Identify every line in the records below that contains the word "into", and reproduce each one.
<<<<
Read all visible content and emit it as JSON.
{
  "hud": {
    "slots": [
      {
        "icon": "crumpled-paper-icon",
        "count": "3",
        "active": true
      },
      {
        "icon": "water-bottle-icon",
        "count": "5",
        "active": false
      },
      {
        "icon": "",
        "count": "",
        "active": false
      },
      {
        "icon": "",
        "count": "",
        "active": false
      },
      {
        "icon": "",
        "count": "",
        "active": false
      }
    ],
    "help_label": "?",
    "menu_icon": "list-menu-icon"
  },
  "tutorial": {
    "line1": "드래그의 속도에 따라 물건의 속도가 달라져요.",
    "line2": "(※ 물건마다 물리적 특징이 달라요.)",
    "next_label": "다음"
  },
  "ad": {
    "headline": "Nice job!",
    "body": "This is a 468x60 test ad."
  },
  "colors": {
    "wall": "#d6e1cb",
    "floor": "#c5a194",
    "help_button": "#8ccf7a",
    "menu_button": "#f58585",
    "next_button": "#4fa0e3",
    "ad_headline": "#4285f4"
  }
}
>>>>
<<<<
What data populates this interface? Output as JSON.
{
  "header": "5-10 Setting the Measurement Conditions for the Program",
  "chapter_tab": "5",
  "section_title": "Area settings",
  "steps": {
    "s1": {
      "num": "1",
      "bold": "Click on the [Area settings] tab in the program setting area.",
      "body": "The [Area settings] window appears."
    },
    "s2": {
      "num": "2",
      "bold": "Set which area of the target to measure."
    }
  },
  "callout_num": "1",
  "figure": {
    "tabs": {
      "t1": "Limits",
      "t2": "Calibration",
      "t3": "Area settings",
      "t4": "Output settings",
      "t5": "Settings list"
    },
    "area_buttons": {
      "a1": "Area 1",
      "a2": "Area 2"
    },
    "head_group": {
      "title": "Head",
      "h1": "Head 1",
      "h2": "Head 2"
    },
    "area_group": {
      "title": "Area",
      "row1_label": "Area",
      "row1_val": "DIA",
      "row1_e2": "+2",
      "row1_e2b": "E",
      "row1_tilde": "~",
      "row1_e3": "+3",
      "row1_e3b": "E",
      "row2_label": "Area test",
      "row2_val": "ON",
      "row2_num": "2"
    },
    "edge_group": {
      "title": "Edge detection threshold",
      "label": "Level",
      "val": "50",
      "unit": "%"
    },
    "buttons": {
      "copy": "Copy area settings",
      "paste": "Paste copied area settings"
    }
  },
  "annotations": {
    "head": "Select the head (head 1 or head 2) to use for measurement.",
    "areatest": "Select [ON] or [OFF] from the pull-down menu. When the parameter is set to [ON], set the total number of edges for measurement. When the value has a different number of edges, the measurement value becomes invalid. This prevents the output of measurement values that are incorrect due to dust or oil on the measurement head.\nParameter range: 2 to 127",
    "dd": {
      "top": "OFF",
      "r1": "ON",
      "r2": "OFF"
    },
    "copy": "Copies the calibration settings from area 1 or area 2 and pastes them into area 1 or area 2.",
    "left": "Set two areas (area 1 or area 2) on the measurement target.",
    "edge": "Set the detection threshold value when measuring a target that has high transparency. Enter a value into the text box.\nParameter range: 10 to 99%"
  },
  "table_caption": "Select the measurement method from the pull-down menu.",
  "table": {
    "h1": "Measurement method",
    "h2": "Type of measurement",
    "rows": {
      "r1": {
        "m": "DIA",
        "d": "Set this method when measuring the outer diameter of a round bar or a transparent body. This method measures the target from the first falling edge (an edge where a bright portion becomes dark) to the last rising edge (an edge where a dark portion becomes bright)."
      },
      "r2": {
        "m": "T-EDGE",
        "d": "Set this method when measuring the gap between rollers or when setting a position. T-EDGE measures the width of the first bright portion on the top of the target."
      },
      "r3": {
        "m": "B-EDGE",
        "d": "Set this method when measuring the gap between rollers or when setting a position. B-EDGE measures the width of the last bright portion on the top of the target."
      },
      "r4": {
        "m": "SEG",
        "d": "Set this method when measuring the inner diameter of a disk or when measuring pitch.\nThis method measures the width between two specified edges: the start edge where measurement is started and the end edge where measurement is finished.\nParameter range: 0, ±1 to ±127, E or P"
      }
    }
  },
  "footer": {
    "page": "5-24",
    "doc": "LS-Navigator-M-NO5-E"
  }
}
>>>>
* Written answer *
    "copy": "Copies the calibration settings from area 1 or area 2 and pastes them into area 1 or area 2.",
    "edge": "Set the detection threshold value when measuring a target that has high transparency. Enter a value into the text box.\nParameter range: 10 to 99%"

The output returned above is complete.